# START OF Material

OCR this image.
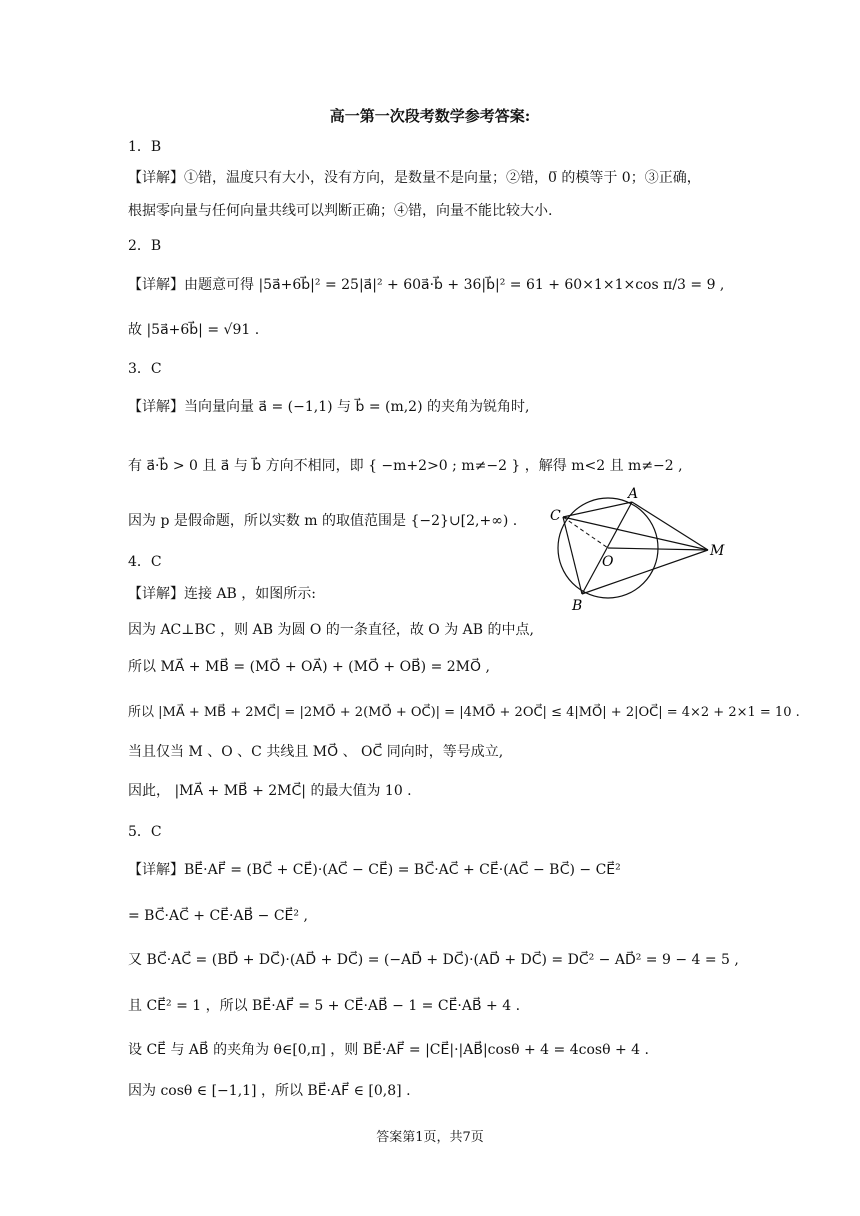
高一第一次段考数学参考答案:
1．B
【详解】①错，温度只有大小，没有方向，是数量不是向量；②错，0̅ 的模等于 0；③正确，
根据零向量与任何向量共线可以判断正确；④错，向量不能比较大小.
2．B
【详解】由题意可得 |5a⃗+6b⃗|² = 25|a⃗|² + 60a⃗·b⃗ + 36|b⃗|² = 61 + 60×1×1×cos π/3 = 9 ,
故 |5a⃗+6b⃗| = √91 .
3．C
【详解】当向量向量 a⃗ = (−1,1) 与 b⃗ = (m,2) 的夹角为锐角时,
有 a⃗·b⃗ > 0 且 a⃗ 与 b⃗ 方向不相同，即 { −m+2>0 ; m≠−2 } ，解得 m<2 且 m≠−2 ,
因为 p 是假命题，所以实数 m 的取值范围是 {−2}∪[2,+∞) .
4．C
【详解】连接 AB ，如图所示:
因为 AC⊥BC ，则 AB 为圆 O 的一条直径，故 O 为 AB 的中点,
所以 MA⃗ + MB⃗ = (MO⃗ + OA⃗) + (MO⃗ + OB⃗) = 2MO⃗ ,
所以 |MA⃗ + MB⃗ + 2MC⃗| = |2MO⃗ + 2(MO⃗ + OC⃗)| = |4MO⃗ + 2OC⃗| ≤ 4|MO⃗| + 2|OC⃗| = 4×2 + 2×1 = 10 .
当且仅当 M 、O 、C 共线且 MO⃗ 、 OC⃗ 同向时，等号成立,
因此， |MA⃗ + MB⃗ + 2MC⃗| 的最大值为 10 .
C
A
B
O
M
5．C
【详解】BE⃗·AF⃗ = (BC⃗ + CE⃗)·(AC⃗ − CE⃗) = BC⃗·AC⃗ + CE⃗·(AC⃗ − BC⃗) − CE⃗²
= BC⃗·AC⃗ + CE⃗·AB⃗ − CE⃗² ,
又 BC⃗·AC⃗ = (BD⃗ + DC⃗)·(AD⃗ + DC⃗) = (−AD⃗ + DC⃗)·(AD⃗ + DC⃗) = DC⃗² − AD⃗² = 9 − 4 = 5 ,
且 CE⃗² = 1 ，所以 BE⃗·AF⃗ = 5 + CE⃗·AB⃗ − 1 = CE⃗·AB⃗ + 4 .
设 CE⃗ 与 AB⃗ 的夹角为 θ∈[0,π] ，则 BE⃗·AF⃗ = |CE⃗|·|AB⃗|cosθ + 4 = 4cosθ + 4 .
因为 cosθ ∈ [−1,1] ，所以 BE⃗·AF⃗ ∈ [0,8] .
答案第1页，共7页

# END OF Material

→ **Given instruction**
Copy the entries above faithfully and omit every image.

→ **Written response**
OCR this image.
高一第一次段考数学参考答案:
1．B
【详解】①错，温度只有大小，没有方向，是数量不是向量；②错，0̅ 的模等于 0；③正确，
根据零向量与任何向量共线可以判断正确；④错，向量不能比较大小.
2．B
【详解】由题意可得 |5a⃗+6b⃗|² = 25|a⃗|² + 60a⃗·b⃗ + 36|b⃗|² = 61 + 60×1×1×cos π/3 = 9 ,
故 |5a⃗+6b⃗| = √91 .
3．C
【详解】当向量向量 a⃗ = (−1,1) 与 b⃗ = (m,2) 的夹角为锐角时,
有 a⃗·b⃗ > 0 且 a⃗ 与 b⃗ 方向不相同，即 { −m+2>0 ; m≠−2 } ，解得 m<2 且 m≠−2 ,
因为 p 是假命题，所以实数 m 的取值范围是 {−2}∪[2,+∞) .
4．C
【详解】连接 AB ，如图所示:
因为 AC⊥BC ，则 AB 为圆 O 的一条直径，故 O 为 AB 的中点,
所以 MA⃗ + MB⃗ = (MO⃗ + OA⃗) + (MO⃗ + OB⃗) = 2MO⃗ ,
所以 |MA⃗ + MB⃗ + 2MC⃗| = |2MO⃗ + 2(MO⃗ + OC⃗)| = |4MO⃗ + 2OC⃗| ≤ 4|MO⃗| + 2|OC⃗| = 4×2 + 2×1 = 10 .
当且仅当 M 、O 、C 共线且 MO⃗ 、 OC⃗ 同向时，等号成立,
因此， |MA⃗ + MB⃗ + 2MC⃗| 的最大值为 10 .
C
A
B
O
M
5．C
【详解】BE⃗·AF⃗ = (BC⃗ + CE⃗)·(AC⃗ − CE⃗) = BC⃗·AC⃗ + CE⃗·(AC⃗ − BC⃗) − CE⃗²
= BC⃗·AC⃗ + CE⃗·AB⃗ − CE⃗² ,
又 BC⃗·AC⃗ = (BD⃗ + DC⃗)·(AD⃗ + DC⃗) = (−AD⃗ + DC⃗)·(AD⃗ + DC⃗) = DC⃗² − AD⃗² = 9 − 4 = 5 ,
且 CE⃗² = 1 ，所以 BE⃗·AF⃗ = 5 + CE⃗·AB⃗ − 1 = CE⃗·AB⃗ + 4 .
设 CE⃗ 与 AB⃗ 的夹角为 θ∈[0,π] ，则 BE⃗·AF⃗ = |CE⃗|·|AB⃗|cosθ + 4 = 4cosθ + 4 .
因为 cosθ ∈ [−1,1] ，所以 BE⃗·AF⃗ ∈ [0,8] .
答案第1页，共7页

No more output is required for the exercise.